CHALLENGE A
In the timeshare thread, rewrite the paragraph beginning "Worldmark credits can be had" as a short bulleted list that keeps its main facts.

SELECTION
--------------------

Im sure he has a long way to go still to get out of the kids pool.

Pero poco poco.  

Every person he can convince to rent a timeshare reservation is a person that will be interested in my rentals and vice versa.


----------



## ronparise (Jun 9, 2012)

Beefnot said:


> Dang that seems awfully expensive for resale.



Worldmark credits can be had for 35 cents per credit. For my 26000 credits about $9000.. Add about 5 cents for every "banked" credit included; in my case another about $1500...

What I bought should sell for $10000 more or less...I paid about 30% more because it is all financed, no money down...My bet is that Ill be able to make several high value reservations in my first year. Rent them,  and pay off the loan,


----------



## ronparise (Jun 9, 2012)

rrlongwell said:


> Taking over a morgage usally suggests the timeshares involved are considered developer purchases by Wyndham.



Maybe, but it really doesnt make any difference in Worldmark. And Im not buying from Wyndham,  Im buying from individual owners through their brokers


----------



## ronparise (Jun 9, 2012)

duplicate post


----------



## rhonda (Jun 9, 2012)

Congratulations, Ron.  I hope you *love* your new Worldmark account(s)!


----------



## ronparise (Jun 9, 2012)

pacodemountainside said:


> Ron:
> 
> Are you trying to corner time share  resale market like those Hunt  brothers down in Texas  tried to corner silver  market in mid  eighties?
> 
> ...



Not corner the market, just trying to stake a little corner of the sandbox to play in by myself...and since I havent changed much since 1st grade, when my teacher told my parents "he doesn't play well with others" I dont do partners very well..


----------



## Explorer7 (Jun 9, 2012)

ronparise said:


> Not corner the market, just trying to stake a little corner of the sandbox to play in by myself...and since I havent changed much since 1st grade, when my teacher told my parents "he doesn't play well with others" I dont do partners very well..



There is a quote that says" The only ship that won't sail is a partner ship".  It's tough to work out an adequate partnership operating agreement that sufficiently covers what happens if/when one of the partners introduce one of the "four D's; divorce- what happens if your partners wife or husband winds up with their share of the business, drug abuse, disinterest or death of a partner...


----------



## kalua (Jun 9, 2012)

*worldmark*

ron congrat's on your purchase i've been looking at worldmark for about 4 years but haven't bought yet,i saw one on e bay probably the one you got and almost bid on it , enjoy


----------



## csxjohn (Jun 9, 2012)

Ron, your advice to others is to make sure your MFs are not higher than you can get for renting a unit.

I know you have this all calculated and even though the price seems high to me and others, I'm sure this is going to make money for you.

Good Luck.


----------



## DebBrown (Jun 9, 2012)

Beefnot said:


> Dang that seems awfully expensive for resale.



My first thought too but I'm sure Ron knows what he is doing.  If anyone is an expert at juggling timeshares, he's the one!

Good luck in your "expansion".

Deb


----------



## rrlongwell (Jun 9, 2012)

--------------------

[Element position data]
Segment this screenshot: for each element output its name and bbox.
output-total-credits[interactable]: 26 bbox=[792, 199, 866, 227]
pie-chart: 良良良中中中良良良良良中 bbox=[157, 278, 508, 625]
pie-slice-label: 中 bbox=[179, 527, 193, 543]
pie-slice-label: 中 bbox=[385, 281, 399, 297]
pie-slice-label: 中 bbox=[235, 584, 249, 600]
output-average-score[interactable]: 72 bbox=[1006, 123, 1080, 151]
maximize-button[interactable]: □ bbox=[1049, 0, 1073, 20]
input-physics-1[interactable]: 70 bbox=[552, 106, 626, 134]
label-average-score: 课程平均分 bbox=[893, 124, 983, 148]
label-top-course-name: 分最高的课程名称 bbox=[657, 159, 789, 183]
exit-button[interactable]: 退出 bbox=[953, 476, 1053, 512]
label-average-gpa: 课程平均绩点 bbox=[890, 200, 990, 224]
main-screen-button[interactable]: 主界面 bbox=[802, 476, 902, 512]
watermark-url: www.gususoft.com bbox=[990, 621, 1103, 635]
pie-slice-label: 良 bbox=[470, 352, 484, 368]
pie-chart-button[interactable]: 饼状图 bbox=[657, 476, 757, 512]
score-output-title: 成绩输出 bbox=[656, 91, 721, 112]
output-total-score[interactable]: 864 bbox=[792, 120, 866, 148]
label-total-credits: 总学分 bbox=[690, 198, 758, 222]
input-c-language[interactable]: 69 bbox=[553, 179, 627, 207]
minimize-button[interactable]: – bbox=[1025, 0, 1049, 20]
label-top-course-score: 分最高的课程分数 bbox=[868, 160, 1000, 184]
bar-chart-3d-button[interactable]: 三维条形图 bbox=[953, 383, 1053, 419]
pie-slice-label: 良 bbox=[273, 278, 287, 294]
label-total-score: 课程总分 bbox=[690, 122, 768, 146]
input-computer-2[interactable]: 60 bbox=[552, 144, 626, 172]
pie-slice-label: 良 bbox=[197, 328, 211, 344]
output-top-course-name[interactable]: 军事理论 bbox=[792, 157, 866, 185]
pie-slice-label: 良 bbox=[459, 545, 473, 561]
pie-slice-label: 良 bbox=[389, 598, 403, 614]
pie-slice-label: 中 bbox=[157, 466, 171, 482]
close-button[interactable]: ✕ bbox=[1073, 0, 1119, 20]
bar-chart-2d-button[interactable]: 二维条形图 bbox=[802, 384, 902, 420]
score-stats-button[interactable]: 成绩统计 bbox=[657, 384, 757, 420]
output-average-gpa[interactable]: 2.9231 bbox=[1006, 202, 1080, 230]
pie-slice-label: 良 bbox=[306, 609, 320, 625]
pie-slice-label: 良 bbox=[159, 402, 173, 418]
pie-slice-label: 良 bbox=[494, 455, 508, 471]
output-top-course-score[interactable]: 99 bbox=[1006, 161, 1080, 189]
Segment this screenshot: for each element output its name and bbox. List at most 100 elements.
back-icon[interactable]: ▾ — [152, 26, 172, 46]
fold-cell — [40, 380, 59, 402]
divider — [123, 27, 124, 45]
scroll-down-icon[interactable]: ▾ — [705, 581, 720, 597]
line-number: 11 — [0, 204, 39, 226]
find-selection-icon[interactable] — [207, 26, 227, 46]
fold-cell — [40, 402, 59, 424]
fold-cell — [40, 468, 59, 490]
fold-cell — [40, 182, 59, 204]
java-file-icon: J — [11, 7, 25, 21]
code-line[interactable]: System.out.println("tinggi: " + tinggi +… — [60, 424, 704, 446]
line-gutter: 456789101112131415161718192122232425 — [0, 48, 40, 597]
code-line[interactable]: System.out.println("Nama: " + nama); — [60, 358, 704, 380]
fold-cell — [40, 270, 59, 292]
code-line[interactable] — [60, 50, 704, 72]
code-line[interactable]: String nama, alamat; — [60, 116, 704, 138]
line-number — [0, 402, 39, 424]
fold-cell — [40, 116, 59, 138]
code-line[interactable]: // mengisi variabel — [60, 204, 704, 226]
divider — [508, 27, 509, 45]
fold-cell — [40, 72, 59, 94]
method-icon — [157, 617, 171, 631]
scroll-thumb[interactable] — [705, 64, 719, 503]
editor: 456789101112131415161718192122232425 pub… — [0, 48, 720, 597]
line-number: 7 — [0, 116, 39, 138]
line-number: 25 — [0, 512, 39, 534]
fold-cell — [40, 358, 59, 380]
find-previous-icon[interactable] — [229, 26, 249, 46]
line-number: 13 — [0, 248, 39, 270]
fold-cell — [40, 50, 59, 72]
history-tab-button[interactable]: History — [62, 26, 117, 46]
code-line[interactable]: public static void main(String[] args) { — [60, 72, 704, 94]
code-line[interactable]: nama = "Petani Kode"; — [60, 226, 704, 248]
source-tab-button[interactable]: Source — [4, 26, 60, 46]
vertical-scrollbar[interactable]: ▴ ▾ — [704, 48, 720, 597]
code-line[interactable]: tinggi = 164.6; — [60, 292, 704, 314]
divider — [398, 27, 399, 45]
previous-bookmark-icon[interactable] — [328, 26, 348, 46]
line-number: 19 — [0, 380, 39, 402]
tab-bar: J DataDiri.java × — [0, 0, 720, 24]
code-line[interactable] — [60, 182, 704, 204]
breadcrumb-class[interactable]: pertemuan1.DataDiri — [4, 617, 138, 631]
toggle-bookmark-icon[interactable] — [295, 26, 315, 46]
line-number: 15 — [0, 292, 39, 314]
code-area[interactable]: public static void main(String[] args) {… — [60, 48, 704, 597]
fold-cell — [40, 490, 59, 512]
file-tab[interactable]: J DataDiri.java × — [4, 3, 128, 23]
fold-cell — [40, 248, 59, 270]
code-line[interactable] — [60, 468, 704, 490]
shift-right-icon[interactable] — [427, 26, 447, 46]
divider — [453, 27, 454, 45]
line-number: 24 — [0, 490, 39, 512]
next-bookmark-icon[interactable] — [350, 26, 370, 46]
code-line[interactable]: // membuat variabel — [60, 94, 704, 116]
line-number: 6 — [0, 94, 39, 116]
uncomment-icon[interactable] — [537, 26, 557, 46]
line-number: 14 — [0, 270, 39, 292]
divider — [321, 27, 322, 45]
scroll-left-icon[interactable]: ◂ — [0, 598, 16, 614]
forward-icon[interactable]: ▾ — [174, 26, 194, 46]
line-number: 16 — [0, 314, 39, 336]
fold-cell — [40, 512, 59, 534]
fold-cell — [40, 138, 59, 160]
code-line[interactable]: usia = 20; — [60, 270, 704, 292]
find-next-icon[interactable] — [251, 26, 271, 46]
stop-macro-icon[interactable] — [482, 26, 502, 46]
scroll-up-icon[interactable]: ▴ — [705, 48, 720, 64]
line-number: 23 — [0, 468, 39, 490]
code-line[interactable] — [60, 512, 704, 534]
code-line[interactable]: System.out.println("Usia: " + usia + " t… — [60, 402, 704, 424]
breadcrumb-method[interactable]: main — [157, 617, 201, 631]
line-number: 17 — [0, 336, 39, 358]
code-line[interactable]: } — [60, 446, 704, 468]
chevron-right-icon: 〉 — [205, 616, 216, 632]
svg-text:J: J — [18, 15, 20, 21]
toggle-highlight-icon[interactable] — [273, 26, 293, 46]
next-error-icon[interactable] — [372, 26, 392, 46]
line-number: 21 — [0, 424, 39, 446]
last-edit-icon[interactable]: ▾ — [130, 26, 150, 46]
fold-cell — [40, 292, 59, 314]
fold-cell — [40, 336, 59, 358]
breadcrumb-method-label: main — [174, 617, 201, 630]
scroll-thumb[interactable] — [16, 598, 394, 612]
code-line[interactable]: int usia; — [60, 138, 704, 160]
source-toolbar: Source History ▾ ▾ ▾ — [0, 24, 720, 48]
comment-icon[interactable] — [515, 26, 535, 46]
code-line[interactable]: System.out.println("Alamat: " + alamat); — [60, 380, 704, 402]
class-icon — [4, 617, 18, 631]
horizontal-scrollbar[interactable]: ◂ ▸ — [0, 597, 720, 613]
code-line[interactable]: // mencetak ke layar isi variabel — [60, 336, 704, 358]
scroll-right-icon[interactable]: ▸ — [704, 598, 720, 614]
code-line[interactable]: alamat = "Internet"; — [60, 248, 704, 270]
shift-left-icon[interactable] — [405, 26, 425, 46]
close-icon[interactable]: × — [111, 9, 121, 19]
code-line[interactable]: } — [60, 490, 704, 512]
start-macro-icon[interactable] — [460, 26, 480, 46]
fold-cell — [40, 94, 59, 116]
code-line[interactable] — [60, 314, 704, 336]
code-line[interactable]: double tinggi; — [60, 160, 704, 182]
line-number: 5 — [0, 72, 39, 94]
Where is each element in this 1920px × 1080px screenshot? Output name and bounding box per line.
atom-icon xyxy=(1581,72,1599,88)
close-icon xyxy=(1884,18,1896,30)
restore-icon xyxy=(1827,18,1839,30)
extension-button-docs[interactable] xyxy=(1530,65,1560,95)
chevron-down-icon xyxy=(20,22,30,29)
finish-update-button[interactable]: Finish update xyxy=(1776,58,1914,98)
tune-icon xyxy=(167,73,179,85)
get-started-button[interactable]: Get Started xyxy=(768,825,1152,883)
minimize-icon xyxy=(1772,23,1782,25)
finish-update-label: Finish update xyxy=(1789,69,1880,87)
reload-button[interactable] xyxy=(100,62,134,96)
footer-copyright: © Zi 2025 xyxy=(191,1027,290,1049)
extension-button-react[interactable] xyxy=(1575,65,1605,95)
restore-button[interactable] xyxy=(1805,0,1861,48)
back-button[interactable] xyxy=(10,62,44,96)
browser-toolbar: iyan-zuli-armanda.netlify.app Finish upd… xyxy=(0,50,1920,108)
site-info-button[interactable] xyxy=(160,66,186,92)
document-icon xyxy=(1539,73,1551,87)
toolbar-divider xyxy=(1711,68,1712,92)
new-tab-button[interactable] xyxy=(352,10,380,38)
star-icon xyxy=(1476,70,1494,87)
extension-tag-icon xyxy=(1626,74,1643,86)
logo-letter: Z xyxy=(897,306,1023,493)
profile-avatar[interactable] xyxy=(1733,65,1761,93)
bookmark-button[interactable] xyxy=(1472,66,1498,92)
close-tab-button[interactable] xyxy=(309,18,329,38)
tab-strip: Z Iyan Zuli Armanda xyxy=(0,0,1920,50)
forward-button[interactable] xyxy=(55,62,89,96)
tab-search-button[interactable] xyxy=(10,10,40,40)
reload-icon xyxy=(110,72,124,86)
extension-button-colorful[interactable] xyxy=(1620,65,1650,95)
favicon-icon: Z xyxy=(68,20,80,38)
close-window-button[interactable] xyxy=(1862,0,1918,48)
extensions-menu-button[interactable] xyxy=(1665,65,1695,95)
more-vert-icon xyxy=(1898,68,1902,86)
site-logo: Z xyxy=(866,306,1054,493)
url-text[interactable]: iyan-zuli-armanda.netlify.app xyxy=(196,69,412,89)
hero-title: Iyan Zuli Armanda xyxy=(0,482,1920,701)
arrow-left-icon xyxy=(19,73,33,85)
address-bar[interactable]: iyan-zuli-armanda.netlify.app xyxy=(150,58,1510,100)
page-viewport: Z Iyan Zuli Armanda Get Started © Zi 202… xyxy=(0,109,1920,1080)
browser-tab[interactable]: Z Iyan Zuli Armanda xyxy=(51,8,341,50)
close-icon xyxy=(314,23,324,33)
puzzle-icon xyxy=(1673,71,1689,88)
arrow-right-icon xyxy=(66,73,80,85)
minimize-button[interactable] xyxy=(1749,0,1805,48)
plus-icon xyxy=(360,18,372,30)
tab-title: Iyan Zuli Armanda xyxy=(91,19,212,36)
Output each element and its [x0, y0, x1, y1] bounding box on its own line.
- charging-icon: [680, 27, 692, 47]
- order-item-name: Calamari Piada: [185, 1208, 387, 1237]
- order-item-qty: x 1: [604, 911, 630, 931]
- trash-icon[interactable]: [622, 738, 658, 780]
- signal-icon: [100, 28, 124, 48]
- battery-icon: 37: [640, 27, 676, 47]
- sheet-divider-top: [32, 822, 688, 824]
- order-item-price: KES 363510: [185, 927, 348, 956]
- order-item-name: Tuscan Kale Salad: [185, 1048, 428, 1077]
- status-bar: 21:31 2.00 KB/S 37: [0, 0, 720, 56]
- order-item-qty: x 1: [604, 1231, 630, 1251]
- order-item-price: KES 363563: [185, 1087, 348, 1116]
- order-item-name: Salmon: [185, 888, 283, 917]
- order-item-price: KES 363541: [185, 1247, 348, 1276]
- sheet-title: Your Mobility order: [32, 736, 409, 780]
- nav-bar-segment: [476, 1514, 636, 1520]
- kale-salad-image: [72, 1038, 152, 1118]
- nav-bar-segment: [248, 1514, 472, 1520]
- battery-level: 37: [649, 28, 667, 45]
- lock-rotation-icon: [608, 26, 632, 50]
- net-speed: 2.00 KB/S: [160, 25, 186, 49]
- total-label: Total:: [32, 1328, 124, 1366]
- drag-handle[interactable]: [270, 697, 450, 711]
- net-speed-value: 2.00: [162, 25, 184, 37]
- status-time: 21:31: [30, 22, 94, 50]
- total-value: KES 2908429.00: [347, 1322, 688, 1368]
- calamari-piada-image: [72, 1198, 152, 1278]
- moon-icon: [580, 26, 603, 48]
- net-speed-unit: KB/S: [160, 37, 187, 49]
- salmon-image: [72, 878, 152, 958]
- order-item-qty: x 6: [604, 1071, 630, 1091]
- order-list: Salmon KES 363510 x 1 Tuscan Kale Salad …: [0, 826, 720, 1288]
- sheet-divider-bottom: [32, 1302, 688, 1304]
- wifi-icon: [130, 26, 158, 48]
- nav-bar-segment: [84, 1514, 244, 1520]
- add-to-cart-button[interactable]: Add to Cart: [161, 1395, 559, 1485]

--------------------

CHALLENGE B
Extract every line of the records from the first one through the line holding "label-top-course-score: 分最高的课程分数 bbox=[868, 160, 1000, 184]", inclusive.

TASK OUTPUT A
- Worldmark credits can be had for 35 cents per credit.
- For 26000 credits, that comes to about $9000.
- Add about 5 cents for every "banked" credit included.
- In this case, the banked credits add about $1500 more.

TASK OUTPUT B
Segment this screenshot: for each element output its name and bbox.
output-total-credits[interactable]: 26 bbox=[792, 199, 866, 227]
pie-chart: 良良良中中中良良良良良中 bbox=[157, 278, 508, 625]
pie-slice-label: 中 bbox=[179, 527, 193, 543]
pie-slice-label: 中 bbox=[385, 281, 399, 297]
pie-slice-label: 中 bbox=[235, 584, 249, 600]
output-average-score[interactable]: 72 bbox=[1006, 123, 1080, 151]
maximize-button[interactable]: □ bbox=[1049, 0, 1073, 20]
input-physics-1[interactable]: 70 bbox=[552, 106, 626, 134]
label-average-score: 课程平均分 bbox=[893, 124, 983, 148]
label-top-course-name: 分最高的课程名称 bbox=[657, 159, 789, 183]
exit-button[interactable]: 退出 bbox=[953, 476, 1053, 512]
label-average-gpa: 课程平均绩点 bbox=[890, 200, 990, 224]
main-screen-button[interactable]: 主界面 bbox=[802, 476, 902, 512]
watermark-url: www.gususoft.com bbox=[990, 621, 1103, 635]
pie-slice-label: 良 bbox=[470, 352, 484, 368]
pie-chart-button[interactable]: 饼状图 bbox=[657, 476, 757, 512]
score-output-title: 成绩输出 bbox=[656, 91, 721, 112]
output-total-score[interactable]: 864 bbox=[792, 120, 866, 148]
label-total-credits: 总学分 bbox=[690, 198, 758, 222]
input-c-language[interactable]: 69 bbox=[553, 179, 627, 207]
minimize-button[interactable]: – bbox=[1025, 0, 1049, 20]
label-top-course-score: 分最高的课程分数 bbox=[868, 160, 1000, 184]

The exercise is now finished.